Aim of the exercise — Each record below is to be copied word for word, with pictures removed.

Provided records —
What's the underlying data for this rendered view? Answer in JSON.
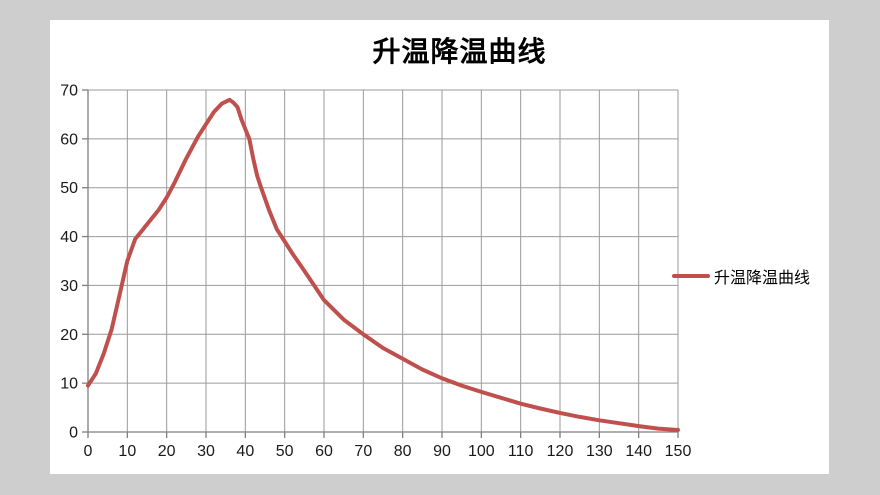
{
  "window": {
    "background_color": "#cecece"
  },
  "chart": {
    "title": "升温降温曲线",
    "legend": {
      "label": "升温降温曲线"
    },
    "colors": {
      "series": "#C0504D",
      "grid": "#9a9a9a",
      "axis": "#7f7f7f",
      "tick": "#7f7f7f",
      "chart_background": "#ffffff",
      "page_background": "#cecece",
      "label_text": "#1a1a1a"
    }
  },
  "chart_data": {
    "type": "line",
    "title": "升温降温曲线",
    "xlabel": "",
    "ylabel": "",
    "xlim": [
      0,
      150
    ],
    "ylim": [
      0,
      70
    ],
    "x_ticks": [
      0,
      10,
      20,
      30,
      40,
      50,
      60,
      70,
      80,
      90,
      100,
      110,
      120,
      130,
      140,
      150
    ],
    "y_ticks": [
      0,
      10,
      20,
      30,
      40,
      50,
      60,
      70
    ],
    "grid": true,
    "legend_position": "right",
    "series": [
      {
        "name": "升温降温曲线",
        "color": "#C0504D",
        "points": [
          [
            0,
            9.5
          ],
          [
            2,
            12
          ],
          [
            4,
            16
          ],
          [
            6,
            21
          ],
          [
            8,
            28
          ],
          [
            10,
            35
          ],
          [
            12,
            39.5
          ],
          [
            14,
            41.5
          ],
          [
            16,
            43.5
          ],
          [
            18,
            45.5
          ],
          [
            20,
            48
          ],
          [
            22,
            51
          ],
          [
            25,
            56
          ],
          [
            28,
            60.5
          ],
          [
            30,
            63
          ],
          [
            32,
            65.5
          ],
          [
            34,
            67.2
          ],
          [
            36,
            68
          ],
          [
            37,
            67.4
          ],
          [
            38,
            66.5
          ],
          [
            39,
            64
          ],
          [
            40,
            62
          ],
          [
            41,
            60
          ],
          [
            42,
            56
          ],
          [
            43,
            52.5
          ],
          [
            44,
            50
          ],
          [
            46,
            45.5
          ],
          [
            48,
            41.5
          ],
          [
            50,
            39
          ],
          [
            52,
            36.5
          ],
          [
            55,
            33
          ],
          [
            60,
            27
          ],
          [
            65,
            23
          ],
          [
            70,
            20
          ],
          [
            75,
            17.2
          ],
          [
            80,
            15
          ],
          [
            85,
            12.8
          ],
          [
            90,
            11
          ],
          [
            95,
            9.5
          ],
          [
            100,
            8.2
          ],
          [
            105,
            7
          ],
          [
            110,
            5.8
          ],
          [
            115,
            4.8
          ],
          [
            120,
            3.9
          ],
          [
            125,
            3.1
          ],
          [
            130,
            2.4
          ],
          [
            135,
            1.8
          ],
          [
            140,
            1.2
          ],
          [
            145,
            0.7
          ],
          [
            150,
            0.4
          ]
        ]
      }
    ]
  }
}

Written solution —
What's the underlying data for this rendered view? Answer in JSON.
{
  "window": {
    "background_color": "#cecece"
  },
  "chart": {
    "title": "升温降温曲线",
    "legend": {
      "label": "升温降温曲线"
    },
    "colors": {
      "series": "#C0504D",
      "grid": "#9a9a9a",
      "axis": "#7f7f7f",
      "tick": "#7f7f7f",
      "chart_background": "#ffffff",
      "page_background": "#cecece",
      "label_text": "#1a1a1a"
    }
  },
  "chart_data": {
    "type": "line",
    "title": "升温降温曲线",
    "xlabel": "",
    "ylabel": "",
    "xlim": [
      0,
      150
    ],
    "ylim": [
      0,
      70
    ],
    "x_ticks": [
      0,
      10,
      20,
      30,
      40,
      50,
      60,
      70,
      80,
      90,
      100,
      110,
      120,
      130,
      140,
      150
    ],
    "y_ticks": [
      0,
      10,
      20,
      30,
      40,
      50,
      60,
      70
    ],
    "grid": true,
    "legend_position": "right",
    "series": [
      {
        "name": "升温降温曲线",
        "color": "#C0504D",
        "points": [
          [
            0,
            9.5
          ],
          [
            2,
            12
          ],
          [
            4,
            16
          ],
          [
            6,
            21
          ],
          [
            8,
            28
          ],
          [
            10,
            35
          ],
          [
            12,
            39.5
          ],
          [
            14,
            41.5
          ],
          [
            16,
            43.5
          ],
          [
            18,
            45.5
          ],
          [
            20,
            48
          ],
          [
            22,
            51
          ],
          [
            25,
            56
          ],
          [
            28,
            60.5
          ],
          [
            30,
            63
          ],
          [
            32,
            65.5
          ],
          [
            34,
            67.2
          ],
          [
            36,
            68
          ],
          [
            37,
            67.4
          ],
          [
            38,
            66.5
          ],
          [
            39,
            64
          ],
          [
            40,
            62
          ],
          [
            41,
            60
          ],
          [
            42,
            56
          ],
          [
            43,
            52.5
          ],
          [
            44,
            50
          ],
          [
            46,
            45.5
          ],
          [
            48,
            41.5
          ],
          [
            50,
            39
          ],
          [
            52,
            36.5
          ],
          [
            55,
            33
          ],
          [
            60,
            27
          ],
          [
            65,
            23
          ],
          [
            70,
            20
          ],
          [
            75,
            17.2
          ],
          [
            80,
            15
          ],
          [
            85,
            12.8
          ],
          [
            90,
            11
          ],
          [
            95,
            9.5
          ],
          [
            100,
            8.2
          ],
          [
            105,
            7
          ],
          [
            110,
            5.8
          ],
          [
            115,
            4.8
          ],
          [
            120,
            3.9
          ],
          [
            125,
            3.1
          ],
          [
            130,
            2.4
          ],
          [
            135,
            1.8
          ],
          [
            140,
            1.2
          ],
          [
            145,
            0.7
          ],
          [
            150,
            0.4
          ]
        ]
      }
    ]
  }
}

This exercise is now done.